Data listing
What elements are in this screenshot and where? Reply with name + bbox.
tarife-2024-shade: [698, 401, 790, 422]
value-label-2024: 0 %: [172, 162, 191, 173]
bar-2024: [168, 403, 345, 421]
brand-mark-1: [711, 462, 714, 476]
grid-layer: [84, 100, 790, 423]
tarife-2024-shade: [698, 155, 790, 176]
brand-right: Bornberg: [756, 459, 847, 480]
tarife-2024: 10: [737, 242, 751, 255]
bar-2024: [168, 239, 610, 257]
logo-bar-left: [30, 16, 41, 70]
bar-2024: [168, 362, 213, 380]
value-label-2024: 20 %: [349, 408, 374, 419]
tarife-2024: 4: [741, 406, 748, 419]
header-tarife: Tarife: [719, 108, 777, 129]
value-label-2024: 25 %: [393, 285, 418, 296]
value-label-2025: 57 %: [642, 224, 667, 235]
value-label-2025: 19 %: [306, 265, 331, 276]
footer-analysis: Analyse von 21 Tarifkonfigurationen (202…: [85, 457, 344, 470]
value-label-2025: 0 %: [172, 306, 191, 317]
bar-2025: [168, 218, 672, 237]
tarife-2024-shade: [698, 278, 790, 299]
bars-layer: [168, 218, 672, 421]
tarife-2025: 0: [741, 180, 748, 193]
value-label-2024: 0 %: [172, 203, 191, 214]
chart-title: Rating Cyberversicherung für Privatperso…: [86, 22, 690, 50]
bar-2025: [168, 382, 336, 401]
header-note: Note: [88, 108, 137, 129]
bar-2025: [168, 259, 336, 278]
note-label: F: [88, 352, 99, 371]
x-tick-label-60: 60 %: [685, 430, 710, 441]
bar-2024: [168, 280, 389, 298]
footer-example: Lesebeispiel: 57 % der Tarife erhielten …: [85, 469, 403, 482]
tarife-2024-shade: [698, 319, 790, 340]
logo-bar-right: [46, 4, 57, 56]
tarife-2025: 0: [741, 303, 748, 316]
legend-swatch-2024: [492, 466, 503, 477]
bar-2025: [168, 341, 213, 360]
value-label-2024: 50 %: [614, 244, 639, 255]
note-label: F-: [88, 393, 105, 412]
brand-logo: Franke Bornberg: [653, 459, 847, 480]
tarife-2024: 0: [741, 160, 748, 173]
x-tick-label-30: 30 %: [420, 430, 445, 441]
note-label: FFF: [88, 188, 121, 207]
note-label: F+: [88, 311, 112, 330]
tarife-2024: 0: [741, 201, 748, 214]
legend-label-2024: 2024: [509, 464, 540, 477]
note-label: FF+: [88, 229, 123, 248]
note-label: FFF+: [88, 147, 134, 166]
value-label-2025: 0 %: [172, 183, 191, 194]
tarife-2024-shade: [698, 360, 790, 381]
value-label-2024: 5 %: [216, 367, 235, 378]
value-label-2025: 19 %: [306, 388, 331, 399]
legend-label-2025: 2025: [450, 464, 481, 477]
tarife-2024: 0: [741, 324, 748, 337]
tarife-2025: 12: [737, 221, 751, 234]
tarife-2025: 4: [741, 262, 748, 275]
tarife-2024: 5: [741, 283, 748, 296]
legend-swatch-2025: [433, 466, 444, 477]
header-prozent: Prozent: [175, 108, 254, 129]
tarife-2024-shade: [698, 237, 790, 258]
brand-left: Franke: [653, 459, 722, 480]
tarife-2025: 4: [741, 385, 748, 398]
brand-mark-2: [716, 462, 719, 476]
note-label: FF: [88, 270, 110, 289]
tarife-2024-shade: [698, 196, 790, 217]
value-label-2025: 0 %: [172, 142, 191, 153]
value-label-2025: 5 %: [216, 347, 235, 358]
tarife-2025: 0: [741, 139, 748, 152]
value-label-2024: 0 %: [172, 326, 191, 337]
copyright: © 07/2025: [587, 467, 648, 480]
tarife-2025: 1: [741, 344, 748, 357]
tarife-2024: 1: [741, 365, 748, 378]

> _Aim of the exercise_:
Reproduce every line of the data listing above, character for character.

> _Exercise solution_:
What elements are in this screenshot and where? Reply with name + bbox.
tarife-2024-shade: [698, 401, 790, 422]
value-label-2024: 0 %: [172, 162, 191, 173]
bar-2024: [168, 403, 345, 421]
brand-mark-1: [711, 462, 714, 476]
grid-layer: [84, 100, 790, 423]
tarife-2024-shade: [698, 155, 790, 176]
brand-right: Bornberg: [756, 459, 847, 480]
tarife-2024: 10: [737, 242, 751, 255]
bar-2024: [168, 239, 610, 257]
logo-bar-left: [30, 16, 41, 70]
bar-2024: [168, 362, 213, 380]
value-label-2024: 20 %: [349, 408, 374, 419]
tarife-2024: 4: [741, 406, 748, 419]
header-tarife: Tarife: [719, 108, 777, 129]
value-label-2024: 25 %: [393, 285, 418, 296]
value-label-2025: 57 %: [642, 224, 667, 235]
value-label-2025: 19 %: [306, 265, 331, 276]
footer-analysis: Analyse von 21 Tarifkonfigurationen (202…: [85, 457, 344, 470]
value-label-2025: 0 %: [172, 306, 191, 317]
bar-2025: [168, 218, 672, 237]
tarife-2024-shade: [698, 278, 790, 299]
bars-layer: [168, 218, 672, 421]
tarife-2025: 0: [741, 180, 748, 193]
value-label-2024: 0 %: [172, 203, 191, 214]
chart-title: Rating Cyberversicherung für Privatperso…: [86, 22, 690, 50]
bar-2025: [168, 382, 336, 401]
header-note: Note: [88, 108, 137, 129]
bar-2025: [168, 259, 336, 278]
note-label: F: [88, 352, 99, 371]
x-tick-label-60: 60 %: [685, 430, 710, 441]
bar-2024: [168, 280, 389, 298]
footer-example: Lesebeispiel: 57 % der Tarife erhielten …: [85, 469, 403, 482]
tarife-2024-shade: [698, 319, 790, 340]
logo-bar-right: [46, 4, 57, 56]
tarife-2025: 0: [741, 303, 748, 316]
legend-swatch-2024: [492, 466, 503, 477]
bar-2025: [168, 341, 213, 360]
value-label-2024: 50 %: [614, 244, 639, 255]
note-label: F-: [88, 393, 105, 412]
brand-logo: Franke Bornberg: [653, 459, 847, 480]
tarife-2024: 0: [741, 160, 748, 173]
x-tick-label-30: 30 %: [420, 430, 445, 441]
note-label: FFF: [88, 188, 121, 207]
note-label: F+: [88, 311, 112, 330]
tarife-2024: 0: [741, 201, 748, 214]
legend-label-2024: 2024: [509, 464, 540, 477]
note-label: FF+: [88, 229, 123, 248]
note-label: FFF+: [88, 147, 134, 166]
value-label-2025: 0 %: [172, 183, 191, 194]
tarife-2024-shade: [698, 360, 790, 381]
value-label-2024: 5 %: [216, 367, 235, 378]
value-label-2025: 19 %: [306, 388, 331, 399]
legend-label-2025: 2025: [450, 464, 481, 477]
tarife-2024: 0: [741, 324, 748, 337]
tarife-2025: 12: [737, 221, 751, 234]
tarife-2025: 4: [741, 262, 748, 275]
tarife-2024: 5: [741, 283, 748, 296]
legend-swatch-2025: [433, 466, 444, 477]
header-prozent: Prozent: [175, 108, 254, 129]
tarife-2024-shade: [698, 237, 790, 258]
brand-left: Franke: [653, 459, 722, 480]
tarife-2025: 4: [741, 385, 748, 398]
brand-mark-2: [716, 462, 719, 476]
note-label: FF: [88, 270, 110, 289]
tarife-2024-shade: [698, 196, 790, 217]
value-label-2025: 0 %: [172, 142, 191, 153]
value-label-2025: 5 %: [216, 347, 235, 358]
tarife-2025: 0: [741, 139, 748, 152]
value-label-2024: 0 %: [172, 326, 191, 337]
copyright: © 07/2025: [587, 467, 648, 480]
tarife-2025: 1: [741, 344, 748, 357]
tarife-2024: 1: [741, 365, 748, 378]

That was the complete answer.